Figure record extracts

◆ ◆ ◆ ◆

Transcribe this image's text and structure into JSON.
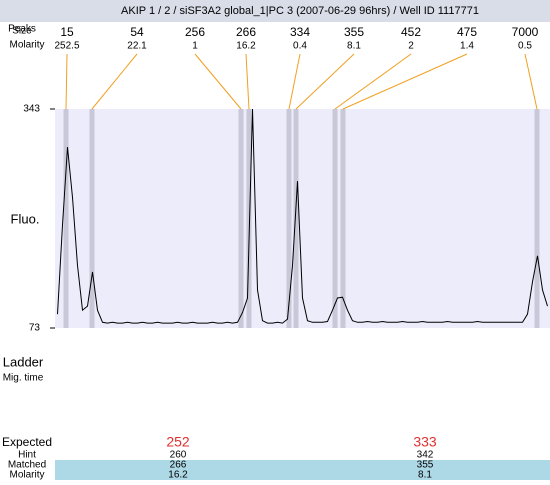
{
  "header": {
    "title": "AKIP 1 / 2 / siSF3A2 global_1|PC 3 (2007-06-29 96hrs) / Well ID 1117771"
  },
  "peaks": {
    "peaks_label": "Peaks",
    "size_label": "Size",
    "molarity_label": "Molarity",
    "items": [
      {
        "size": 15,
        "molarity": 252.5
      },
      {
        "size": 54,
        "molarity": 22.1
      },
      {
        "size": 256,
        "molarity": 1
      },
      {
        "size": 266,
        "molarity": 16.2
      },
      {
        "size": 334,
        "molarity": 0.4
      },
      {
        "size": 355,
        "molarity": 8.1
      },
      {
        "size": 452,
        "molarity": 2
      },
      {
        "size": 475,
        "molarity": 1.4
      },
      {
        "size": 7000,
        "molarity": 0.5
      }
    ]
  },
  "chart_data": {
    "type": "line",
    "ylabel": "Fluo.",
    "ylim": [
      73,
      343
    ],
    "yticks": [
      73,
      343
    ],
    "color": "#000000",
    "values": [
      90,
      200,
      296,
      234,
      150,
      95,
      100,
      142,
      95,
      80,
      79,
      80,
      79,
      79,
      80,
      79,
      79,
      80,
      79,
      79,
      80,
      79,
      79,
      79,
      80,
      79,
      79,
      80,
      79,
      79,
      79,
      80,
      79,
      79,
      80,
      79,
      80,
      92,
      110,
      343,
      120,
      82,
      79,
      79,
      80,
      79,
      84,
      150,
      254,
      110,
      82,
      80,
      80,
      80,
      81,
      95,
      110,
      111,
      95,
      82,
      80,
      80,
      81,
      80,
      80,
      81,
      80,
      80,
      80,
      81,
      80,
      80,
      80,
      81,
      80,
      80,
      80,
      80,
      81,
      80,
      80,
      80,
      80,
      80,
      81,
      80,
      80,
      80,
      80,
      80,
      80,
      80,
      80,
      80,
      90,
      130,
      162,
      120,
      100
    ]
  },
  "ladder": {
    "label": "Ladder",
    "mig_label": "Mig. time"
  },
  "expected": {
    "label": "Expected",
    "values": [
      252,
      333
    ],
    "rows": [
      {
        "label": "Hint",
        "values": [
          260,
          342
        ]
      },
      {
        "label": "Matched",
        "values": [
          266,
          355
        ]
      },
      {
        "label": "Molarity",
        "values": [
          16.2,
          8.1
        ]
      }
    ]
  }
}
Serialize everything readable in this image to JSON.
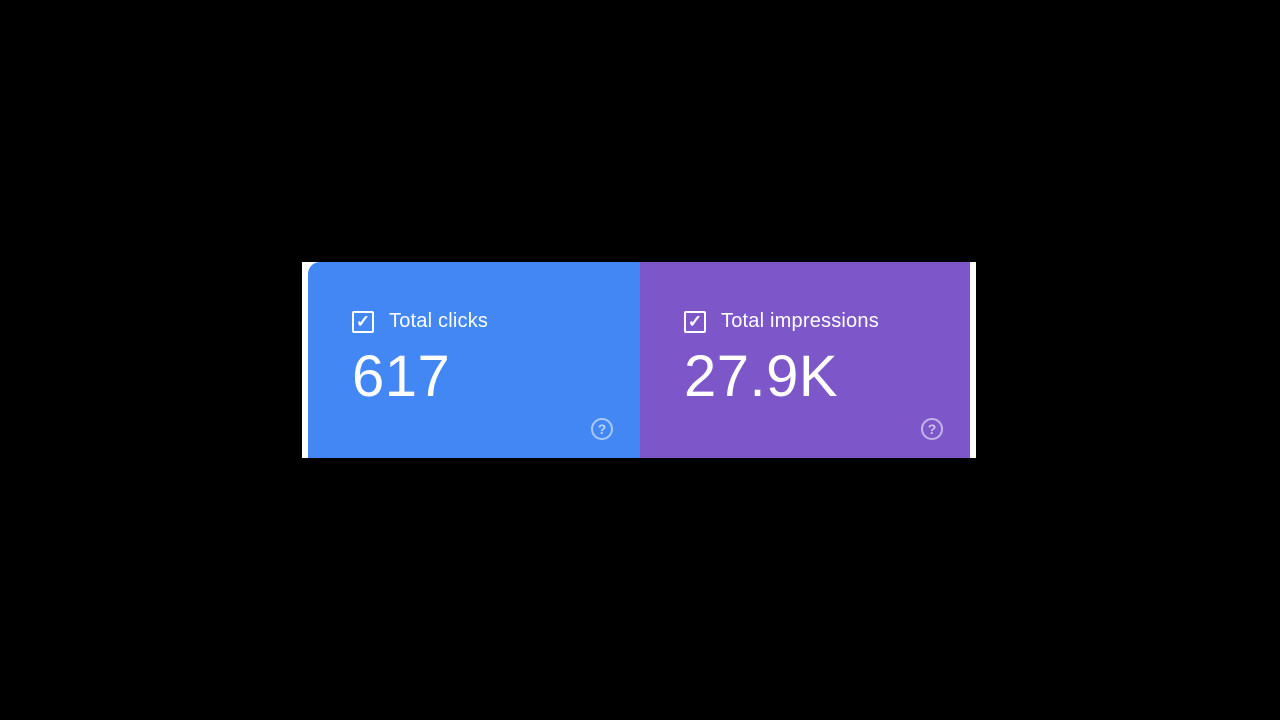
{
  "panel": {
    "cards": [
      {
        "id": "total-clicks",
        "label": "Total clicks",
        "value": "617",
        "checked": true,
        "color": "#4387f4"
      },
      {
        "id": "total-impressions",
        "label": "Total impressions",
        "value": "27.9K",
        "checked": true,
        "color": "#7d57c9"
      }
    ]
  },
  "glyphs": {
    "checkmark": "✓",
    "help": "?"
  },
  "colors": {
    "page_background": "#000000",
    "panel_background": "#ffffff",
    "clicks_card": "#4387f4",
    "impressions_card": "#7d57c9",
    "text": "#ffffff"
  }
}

◆ ◆ ◆ ◆

Copy every record character for character. Skip the pictures.

Transcribe this image's text and structure into JSON.
{
  "header": {
    "title": "AKIP 1 / 2 / siSF3A2 global_1|PC 3 (2007-06-29 96hrs) / Well ID 1117771"
  },
  "peaks": {
    "peaks_label": "Peaks",
    "size_label": "Size",
    "molarity_label": "Molarity",
    "items": [
      {
        "size": 15,
        "molarity": 252.5
      },
      {
        "size": 54,
        "molarity": 22.1
      },
      {
        "size": 256,
        "molarity": 1
      },
      {
        "size": 266,
        "molarity": 16.2
      },
      {
        "size": 334,
        "molarity": 0.4
      },
      {
        "size": 355,
        "molarity": 8.1
      },
      {
        "size": 452,
        "molarity": 2
      },
      {
        "size": 475,
        "molarity": 1.4
      },
      {
        "size": 7000,
        "molarity": 0.5
      }
    ]
  },
  "chart_data": {
    "type": "line",
    "ylabel": "Fluo.",
    "ylim": [
      73,
      343
    ],
    "yticks": [
      73,
      343
    ],
    "color": "#000000",
    "values": [
      90,
      200,
      296,
      234,
      150,
      95,
      100,
      142,
      95,
      80,
      79,
      80,
      79,
      79,
      80,
      79,
      79,
      80,
      79,
      79,
      80,
      79,
      79,
      79,
      80,
      79,
      79,
      80,
      79,
      79,
      79,
      80,
      79,
      79,
      80,
      79,
      80,
      92,
      110,
      343,
      120,
      82,
      79,
      79,
      80,
      79,
      84,
      150,
      254,
      110,
      82,
      80,
      80,
      80,
      81,
      95,
      110,
      111,
      95,
      82,
      80,
      80,
      81,
      80,
      80,
      81,
      80,
      80,
      80,
      81,
      80,
      80,
      80,
      81,
      80,
      80,
      80,
      80,
      81,
      80,
      80,
      80,
      80,
      80,
      81,
      80,
      80,
      80,
      80,
      80,
      80,
      80,
      80,
      80,
      90,
      130,
      162,
      120,
      100
    ]
  },
  "ladder": {
    "label": "Ladder",
    "mig_label": "Mig. time"
  },
  "expected": {
    "label": "Expected",
    "values": [
      252,
      333
    ],
    "rows": [
      {
        "label": "Hint",
        "values": [
          260,
          342
        ]
      },
      {
        "label": "Matched",
        "values": [
          266,
          355
        ]
      },
      {
        "label": "Molarity",
        "values": [
          16.2,
          8.1
        ]
      }
    ]
  }
}
Serialize everything readable in this image to JSON.
{
  "panel": {
    "cards": [
      {
        "id": "total-clicks",
        "label": "Total clicks",
        "value": "617",
        "checked": true,
        "color": "#4387f4"
      },
      {
        "id": "total-impressions",
        "label": "Total impressions",
        "value": "27.9K",
        "checked": true,
        "color": "#7d57c9"
      }
    ]
  },
  "glyphs": {
    "checkmark": "✓",
    "help": "?"
  },
  "colors": {
    "page_background": "#000000",
    "panel_background": "#ffffff",
    "clicks_card": "#4387f4",
    "impressions_card": "#7d57c9",
    "text": "#ffffff"
  }
}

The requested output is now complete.